Segment Open

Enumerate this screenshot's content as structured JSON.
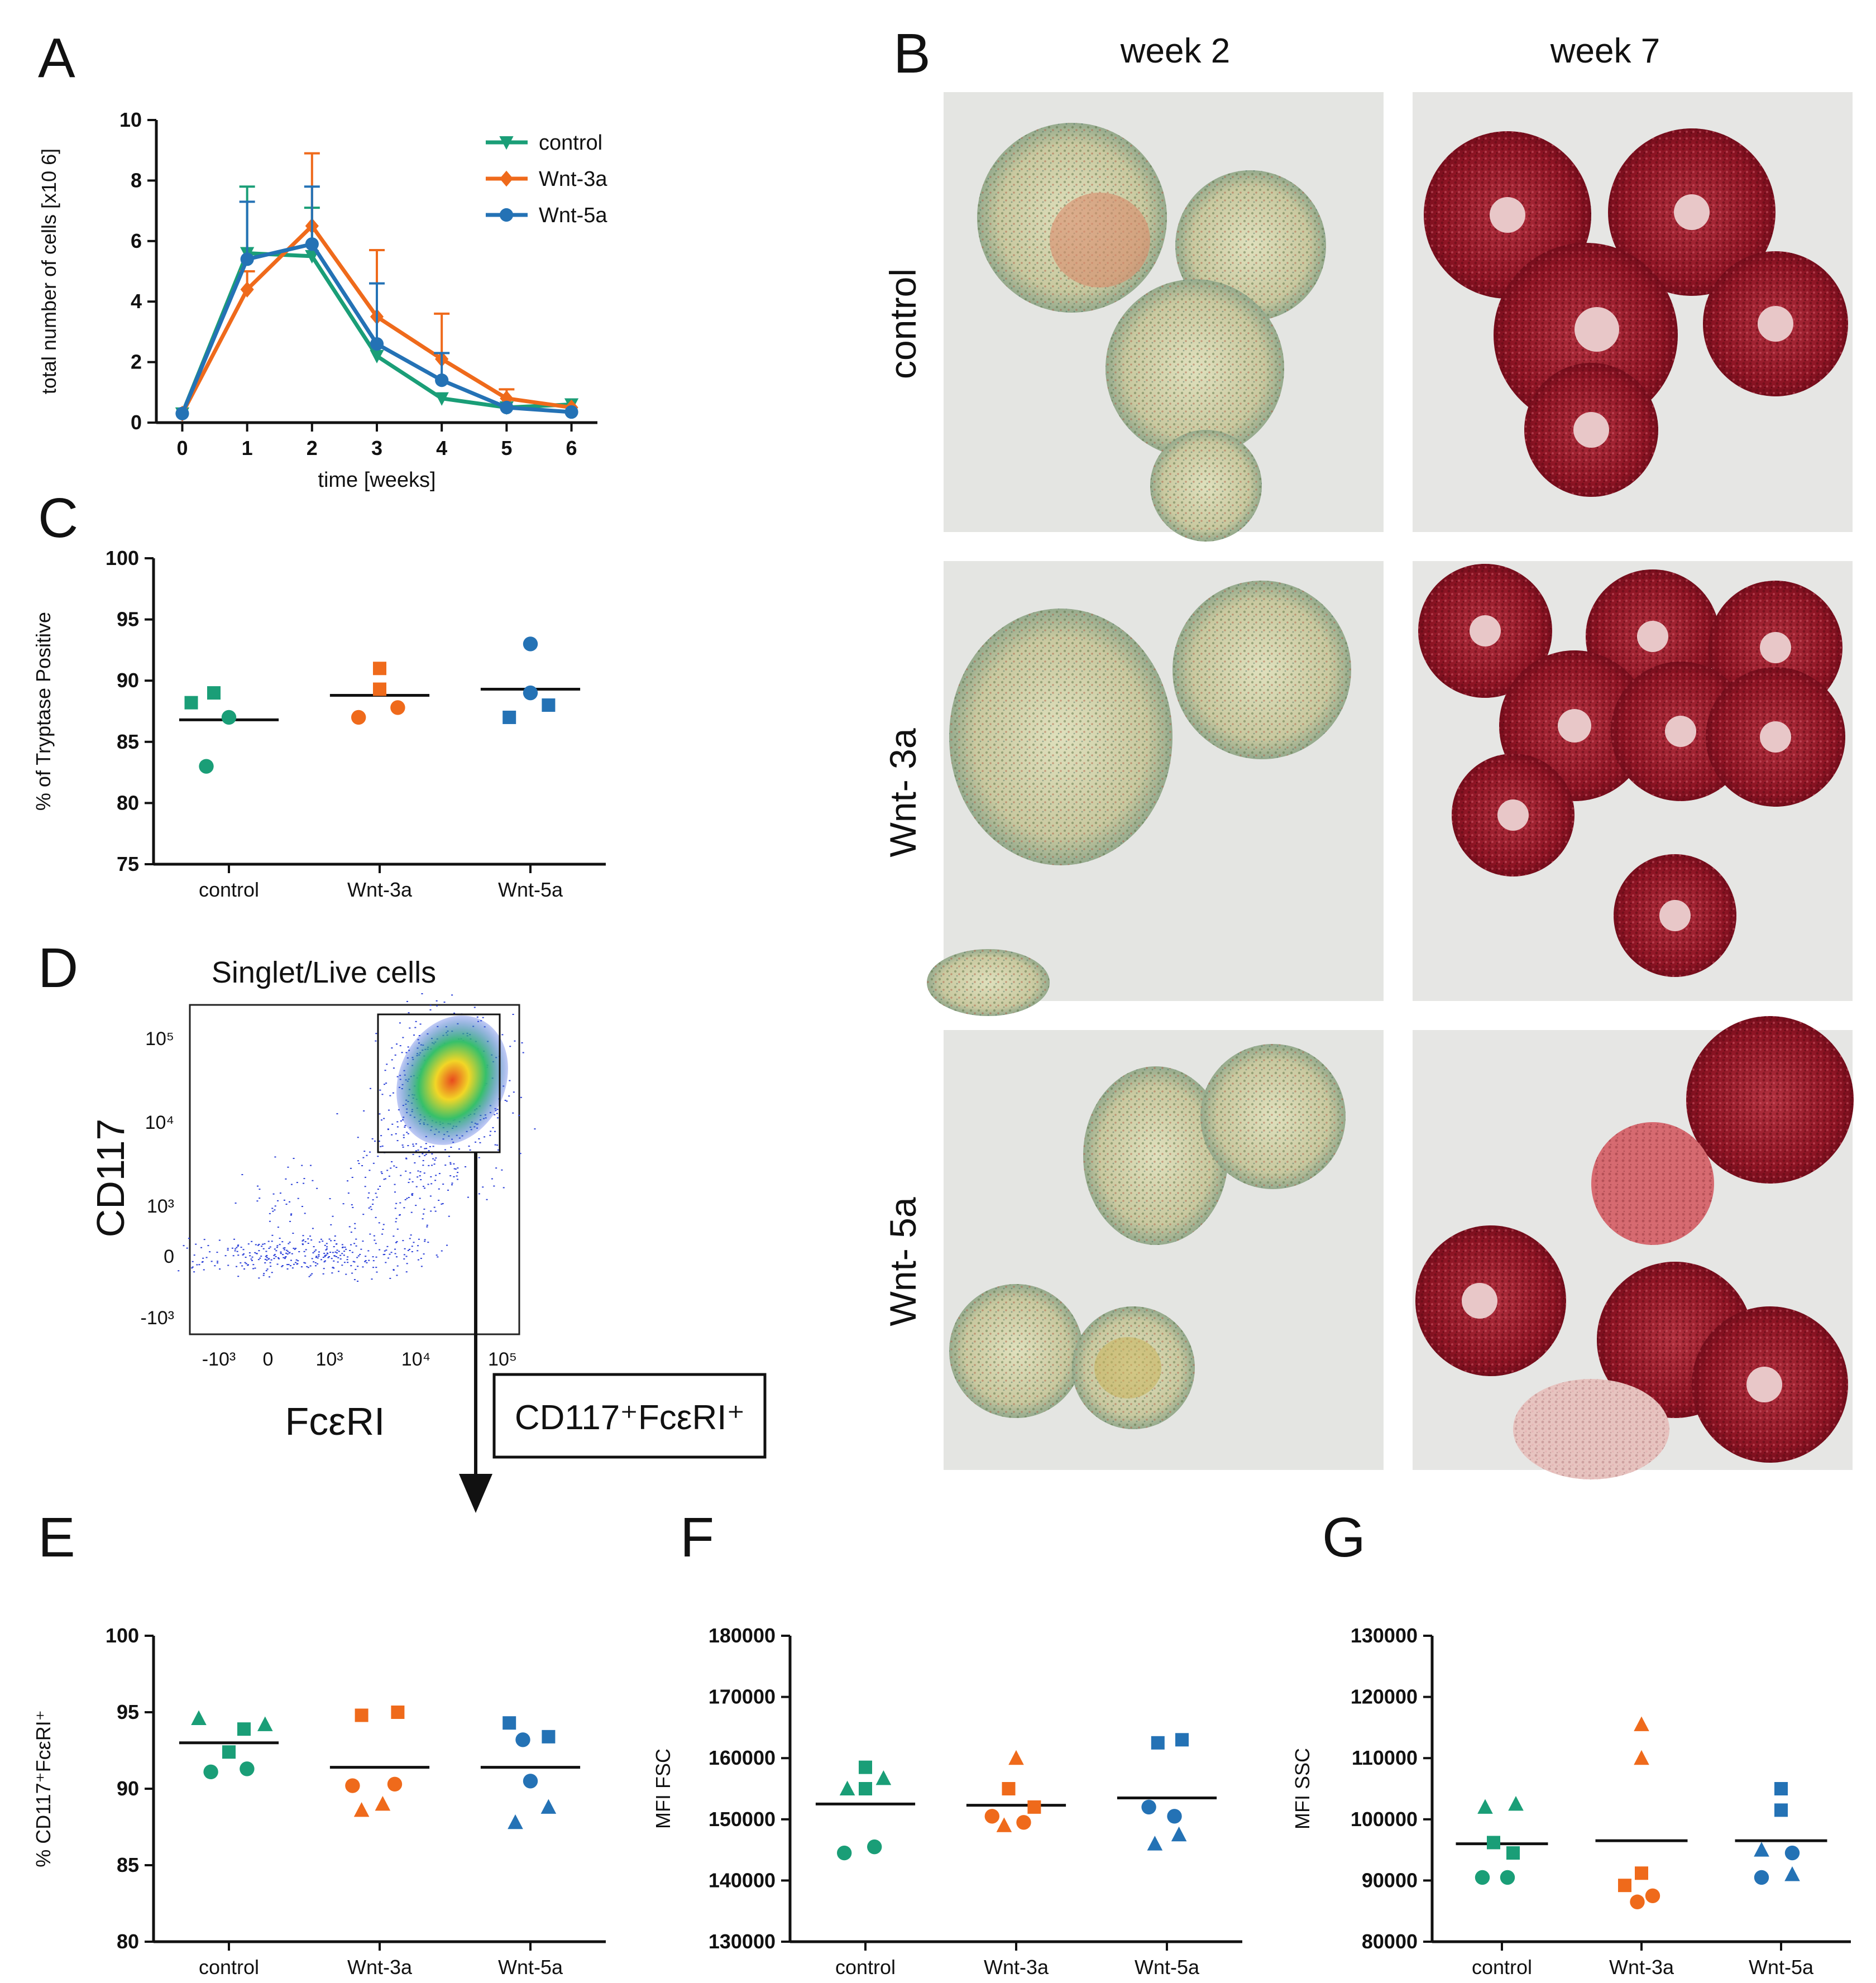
{
  "panels": {
    "A": "A",
    "B": "B",
    "C": "C",
    "D": "D",
    "E": "E",
    "F": "F",
    "G": "G"
  },
  "colors": {
    "control": "#1a9e77",
    "wnt3a": "#ef6a1b",
    "wnt5a": "#2472b5",
    "axis": "#111111"
  },
  "chart_data": [
    {
      "id": "A",
      "type": "line",
      "xlabel": "time [weeks]",
      "ylabel": "total number of cells [x10 6]",
      "x": [
        0,
        1,
        2,
        3,
        4,
        5,
        6
      ],
      "xlim": [
        -0.4,
        6.4
      ],
      "ylim": [
        0,
        10
      ],
      "yticks": [
        0,
        2,
        4,
        6,
        8,
        10
      ],
      "legend": "top-right",
      "series": [
        {
          "name": "control",
          "marker": "triangle-down",
          "values": [
            0.3,
            5.6,
            5.5,
            2.2,
            0.8,
            0.5,
            0.6
          ],
          "err": [
            0,
            2.2,
            1.6,
            0,
            0,
            0,
            0
          ]
        },
        {
          "name": "Wnt-3a",
          "marker": "diamond",
          "values": [
            0.3,
            4.4,
            6.5,
            3.5,
            2.1,
            0.8,
            0.5
          ],
          "err": [
            0,
            0.6,
            2.4,
            2.2,
            1.5,
            0.3,
            0
          ]
        },
        {
          "name": "Wnt-5a",
          "marker": "circle",
          "values": [
            0.3,
            5.4,
            5.9,
            2.6,
            1.4,
            0.5,
            0.35
          ],
          "err": [
            0,
            1.9,
            1.9,
            2.0,
            0.9,
            0,
            0
          ]
        }
      ]
    },
    {
      "id": "C",
      "type": "scatter",
      "ylabel": "% of Tryptase Positive",
      "categories": [
        "control",
        "Wnt-3a",
        "Wnt-5a"
      ],
      "ylim": [
        75,
        100
      ],
      "yticks": [
        75,
        80,
        85,
        90,
        95,
        100
      ],
      "means": [
        86.8,
        88.8,
        89.3
      ],
      "points": [
        {
          "group": 0,
          "dx": -0.25,
          "y": 88.2,
          "shape": "square"
        },
        {
          "group": 0,
          "dx": -0.1,
          "y": 89.0,
          "shape": "square"
        },
        {
          "group": 0,
          "dx": 0.0,
          "y": 87.0,
          "shape": "circle"
        },
        {
          "group": 0,
          "dx": -0.15,
          "y": 83.0,
          "shape": "circle"
        },
        {
          "group": 1,
          "dx": 0.0,
          "y": 91.0,
          "shape": "square"
        },
        {
          "group": 1,
          "dx": 0.0,
          "y": 89.3,
          "shape": "square"
        },
        {
          "group": 1,
          "dx": 0.12,
          "y": 87.8,
          "shape": "circle"
        },
        {
          "group": 1,
          "dx": -0.14,
          "y": 87.0,
          "shape": "circle"
        },
        {
          "group": 2,
          "dx": 0.0,
          "y": 93.0,
          "shape": "circle"
        },
        {
          "group": 2,
          "dx": 0.0,
          "y": 89.0,
          "shape": "circle"
        },
        {
          "group": 2,
          "dx": 0.12,
          "y": 88.0,
          "shape": "square"
        },
        {
          "group": 2,
          "dx": -0.14,
          "y": 87.0,
          "shape": "square"
        }
      ]
    },
    {
      "id": "D",
      "type": "scatter",
      "title": "Singlet/Live cells",
      "xlabel": "FcεRI",
      "ylabel": "CD117",
      "xticks": [
        "-10³",
        "0",
        "10³",
        "10⁴",
        "10⁵"
      ],
      "yticks": [
        "10⁵",
        "10⁴",
        "10³",
        "0",
        "-10³"
      ],
      "gate_label": "CD117⁺FcεRI⁺"
    },
    {
      "id": "E",
      "type": "scatter",
      "ylabel": "% CD117⁺FcεRI⁺",
      "categories": [
        "control",
        "Wnt-3a",
        "Wnt-5a"
      ],
      "ylim": [
        80,
        100
      ],
      "yticks": [
        80,
        85,
        90,
        95,
        100
      ],
      "means": [
        93.0,
        91.4,
        91.4
      ],
      "points": [
        {
          "group": 0,
          "dx": -0.2,
          "y": 94.6,
          "shape": "triangle"
        },
        {
          "group": 0,
          "dx": 0.1,
          "y": 93.9,
          "shape": "square"
        },
        {
          "group": 0,
          "dx": 0.0,
          "y": 92.4,
          "shape": "square"
        },
        {
          "group": 0,
          "dx": -0.12,
          "y": 91.1,
          "shape": "circle"
        },
        {
          "group": 0,
          "dx": 0.12,
          "y": 91.3,
          "shape": "circle"
        },
        {
          "group": 0,
          "dx": 0.24,
          "y": 94.2,
          "shape": "triangle"
        },
        {
          "group": 1,
          "dx": -0.12,
          "y": 94.8,
          "shape": "square"
        },
        {
          "group": 1,
          "dx": 0.12,
          "y": 95.0,
          "shape": "square"
        },
        {
          "group": 1,
          "dx": -0.18,
          "y": 90.2,
          "shape": "circle"
        },
        {
          "group": 1,
          "dx": 0.1,
          "y": 90.3,
          "shape": "circle"
        },
        {
          "group": 1,
          "dx": -0.12,
          "y": 88.6,
          "shape": "triangle"
        },
        {
          "group": 1,
          "dx": 0.02,
          "y": 89.0,
          "shape": "triangle"
        },
        {
          "group": 2,
          "dx": -0.14,
          "y": 94.3,
          "shape": "square"
        },
        {
          "group": 2,
          "dx": 0.12,
          "y": 93.4,
          "shape": "square"
        },
        {
          "group": 2,
          "dx": -0.05,
          "y": 93.2,
          "shape": "circle"
        },
        {
          "group": 2,
          "dx": 0.0,
          "y": 90.5,
          "shape": "circle"
        },
        {
          "group": 2,
          "dx": 0.12,
          "y": 88.8,
          "shape": "triangle"
        },
        {
          "group": 2,
          "dx": -0.1,
          "y": 87.8,
          "shape": "triangle"
        }
      ]
    },
    {
      "id": "F",
      "type": "scatter",
      "ylabel": "MFI FSC",
      "categories": [
        "control",
        "Wnt-3a",
        "Wnt-5a"
      ],
      "ylim": [
        130000,
        180000
      ],
      "yticks": [
        130000,
        140000,
        150000,
        160000,
        170000,
        180000
      ],
      "means": [
        152500,
        152300,
        153500
      ],
      "points": [
        {
          "group": 0,
          "dx": 0.0,
          "y": 158500,
          "shape": "square"
        },
        {
          "group": 0,
          "dx": 0.12,
          "y": 156700,
          "shape": "triangle"
        },
        {
          "group": 0,
          "dx": -0.12,
          "y": 155000,
          "shape": "triangle"
        },
        {
          "group": 0,
          "dx": 0.0,
          "y": 155000,
          "shape": "square"
        },
        {
          "group": 0,
          "dx": -0.14,
          "y": 144500,
          "shape": "circle"
        },
        {
          "group": 0,
          "dx": 0.06,
          "y": 145500,
          "shape": "circle"
        },
        {
          "group": 1,
          "dx": 0.0,
          "y": 160000,
          "shape": "triangle"
        },
        {
          "group": 1,
          "dx": -0.05,
          "y": 155000,
          "shape": "square"
        },
        {
          "group": 1,
          "dx": 0.12,
          "y": 152000,
          "shape": "square"
        },
        {
          "group": 1,
          "dx": -0.16,
          "y": 150500,
          "shape": "circle"
        },
        {
          "group": 1,
          "dx": 0.05,
          "y": 149500,
          "shape": "circle"
        },
        {
          "group": 1,
          "dx": -0.08,
          "y": 149000,
          "shape": "triangle"
        },
        {
          "group": 2,
          "dx": -0.06,
          "y": 162500,
          "shape": "square"
        },
        {
          "group": 2,
          "dx": 0.1,
          "y": 163000,
          "shape": "square"
        },
        {
          "group": 2,
          "dx": -0.12,
          "y": 152000,
          "shape": "circle"
        },
        {
          "group": 2,
          "dx": 0.05,
          "y": 150500,
          "shape": "circle"
        },
        {
          "group": 2,
          "dx": 0.08,
          "y": 147500,
          "shape": "triangle"
        },
        {
          "group": 2,
          "dx": -0.08,
          "y": 146000,
          "shape": "triangle"
        }
      ]
    },
    {
      "id": "G",
      "type": "scatter",
      "ylabel": "MFI SSC",
      "categories": [
        "control",
        "Wnt-3a",
        "Wnt-5a"
      ],
      "ylim": [
        80000,
        130000
      ],
      "yticks": [
        80000,
        90000,
        100000,
        110000,
        120000,
        130000
      ],
      "means": [
        96000,
        96500,
        96500
      ],
      "points": [
        {
          "group": 0,
          "dx": -0.12,
          "y": 102000,
          "shape": "triangle"
        },
        {
          "group": 0,
          "dx": 0.1,
          "y": 102500,
          "shape": "triangle"
        },
        {
          "group": 0,
          "dx": -0.06,
          "y": 96200,
          "shape": "square"
        },
        {
          "group": 0,
          "dx": 0.08,
          "y": 94500,
          "shape": "square"
        },
        {
          "group": 0,
          "dx": -0.14,
          "y": 90500,
          "shape": "circle"
        },
        {
          "group": 0,
          "dx": 0.04,
          "y": 90500,
          "shape": "circle"
        },
        {
          "group": 1,
          "dx": 0.0,
          "y": 115500,
          "shape": "triangle"
        },
        {
          "group": 1,
          "dx": 0.0,
          "y": 110000,
          "shape": "triangle"
        },
        {
          "group": 1,
          "dx": 0.0,
          "y": 91200,
          "shape": "square"
        },
        {
          "group": 1,
          "dx": -0.12,
          "y": 89200,
          "shape": "square"
        },
        {
          "group": 1,
          "dx": 0.08,
          "y": 87500,
          "shape": "circle"
        },
        {
          "group": 1,
          "dx": -0.03,
          "y": 86500,
          "shape": "circle"
        },
        {
          "group": 2,
          "dx": 0.0,
          "y": 105000,
          "shape": "square"
        },
        {
          "group": 2,
          "dx": 0.0,
          "y": 101500,
          "shape": "square"
        },
        {
          "group": 2,
          "dx": -0.14,
          "y": 95000,
          "shape": "triangle"
        },
        {
          "group": 2,
          "dx": 0.08,
          "y": 94500,
          "shape": "circle"
        },
        {
          "group": 2,
          "dx": -0.14,
          "y": 90500,
          "shape": "circle"
        },
        {
          "group": 2,
          "dx": 0.08,
          "y": 91000,
          "shape": "triangle"
        }
      ]
    }
  ],
  "micrographs": {
    "columns": [
      "week 2",
      "week 7"
    ],
    "rows": [
      "control",
      "Wnt- 3a",
      "Wnt- 5a"
    ]
  }
}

Segment Closed

◆ **Work to be completed**:
Every line that holds the word "ylabel" should be copied from the records above.

◆ **Reply**:
      "ylabel": "total number of cells [x10 6]",
      "ylabel": "% of Tryptase Positive",
      "ylabel": "CD117",
      "ylabel": "% CD117⁺FcεRI⁺",
      "ylabel": "MFI FSC",
      "ylabel": "MFI SSC",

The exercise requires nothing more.